-- Start Data section --

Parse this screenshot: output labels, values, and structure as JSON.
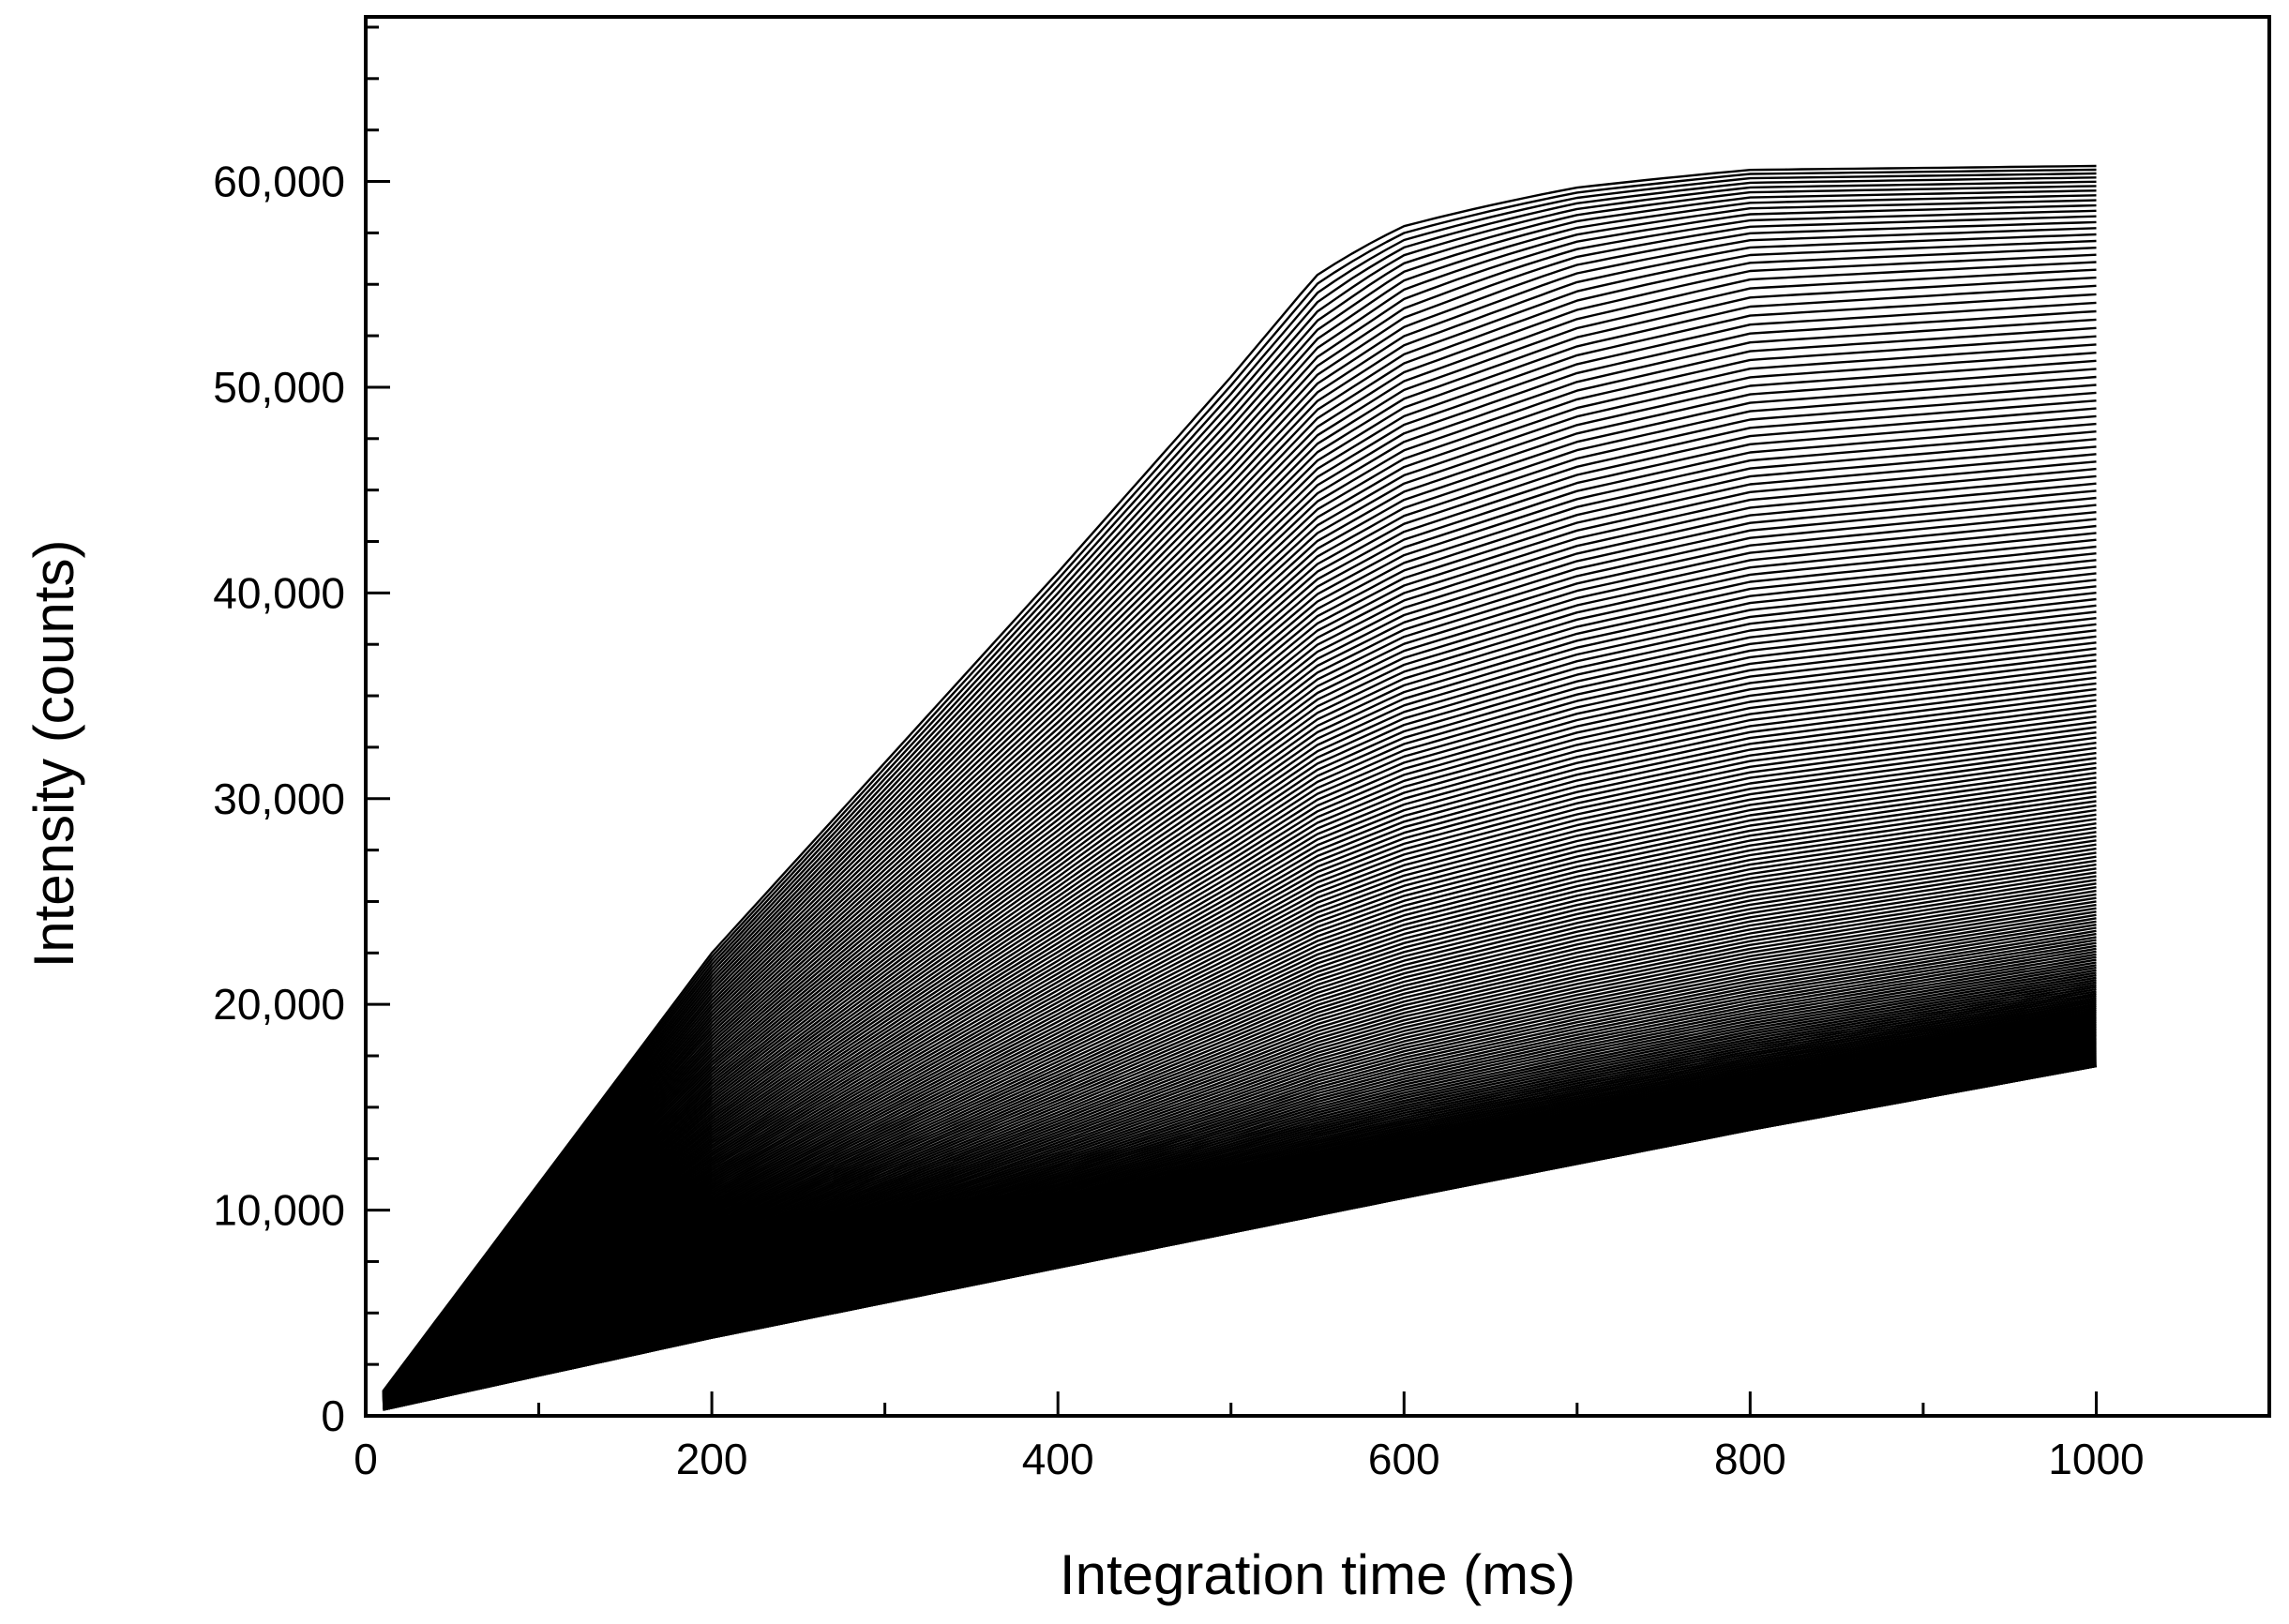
{
  "chart_data": {
    "type": "line",
    "xlabel": "Integration time (ms)",
    "ylabel": "Intensity (counts)",
    "xlim": [
      0,
      1100
    ],
    "ylim": [
      0,
      68000
    ],
    "x_ticks": [
      0,
      200,
      400,
      600,
      800,
      1000
    ],
    "x_tick_labels": [
      "0",
      "200",
      "400",
      "600",
      "800",
      "1000"
    ],
    "y_ticks": [
      0,
      10000,
      20000,
      30000,
      40000,
      50000,
      60000
    ],
    "y_tick_labels": [
      "0",
      "10,000",
      "20,000",
      "30,000",
      "40,000",
      "50,000",
      "60,000"
    ],
    "x_minor_step": 100,
    "y_minor_step": 2500,
    "grid": false,
    "legend": "none",
    "series_style": {
      "color": "#000000"
    },
    "family": {
      "count": 240,
      "x_start": 10,
      "x_end": 1000,
      "min_curve": [
        [
          10,
          300
        ],
        [
          200,
          3800
        ],
        [
          400,
          7200
        ],
        [
          600,
          10600
        ],
        [
          800,
          13900
        ],
        [
          1000,
          17000
        ]
      ],
      "max_curve": [
        [
          10,
          1200
        ],
        [
          200,
          22500
        ],
        [
          400,
          41000
        ],
        [
          500,
          50500
        ],
        [
          550,
          55500
        ],
        [
          600,
          58500
        ],
        [
          700,
          61800
        ],
        [
          800,
          63800
        ],
        [
          1000,
          64300
        ]
      ],
      "saturation": 64300
    }
  }
}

-- End Data section --

▶ Written instruction: Restate each of the entries above word for word and skip every image.

▶ Expected output:
Parse this screenshot: output labels, values, and structure as JSON.
{
  "chart_data": {
    "type": "line",
    "xlabel": "Integration time (ms)",
    "ylabel": "Intensity (counts)",
    "xlim": [
      0,
      1100
    ],
    "ylim": [
      0,
      68000
    ],
    "x_ticks": [
      0,
      200,
      400,
      600,
      800,
      1000
    ],
    "x_tick_labels": [
      "0",
      "200",
      "400",
      "600",
      "800",
      "1000"
    ],
    "y_ticks": [
      0,
      10000,
      20000,
      30000,
      40000,
      50000,
      60000
    ],
    "y_tick_labels": [
      "0",
      "10,000",
      "20,000",
      "30,000",
      "40,000",
      "50,000",
      "60,000"
    ],
    "x_minor_step": 100,
    "y_minor_step": 2500,
    "grid": false,
    "legend": "none",
    "series_style": {
      "color": "#000000"
    },
    "family": {
      "count": 240,
      "x_start": 10,
      "x_end": 1000,
      "min_curve": [
        [
          10,
          300
        ],
        [
          200,
          3800
        ],
        [
          400,
          7200
        ],
        [
          600,
          10600
        ],
        [
          800,
          13900
        ],
        [
          1000,
          17000
        ]
      ],
      "max_curve": [
        [
          10,
          1200
        ],
        [
          200,
          22500
        ],
        [
          400,
          41000
        ],
        [
          500,
          50500
        ],
        [
          550,
          55500
        ],
        [
          600,
          58500
        ],
        [
          700,
          61800
        ],
        [
          800,
          63800
        ],
        [
          1000,
          64300
        ]
      ],
      "saturation": 64300
    }
  }
}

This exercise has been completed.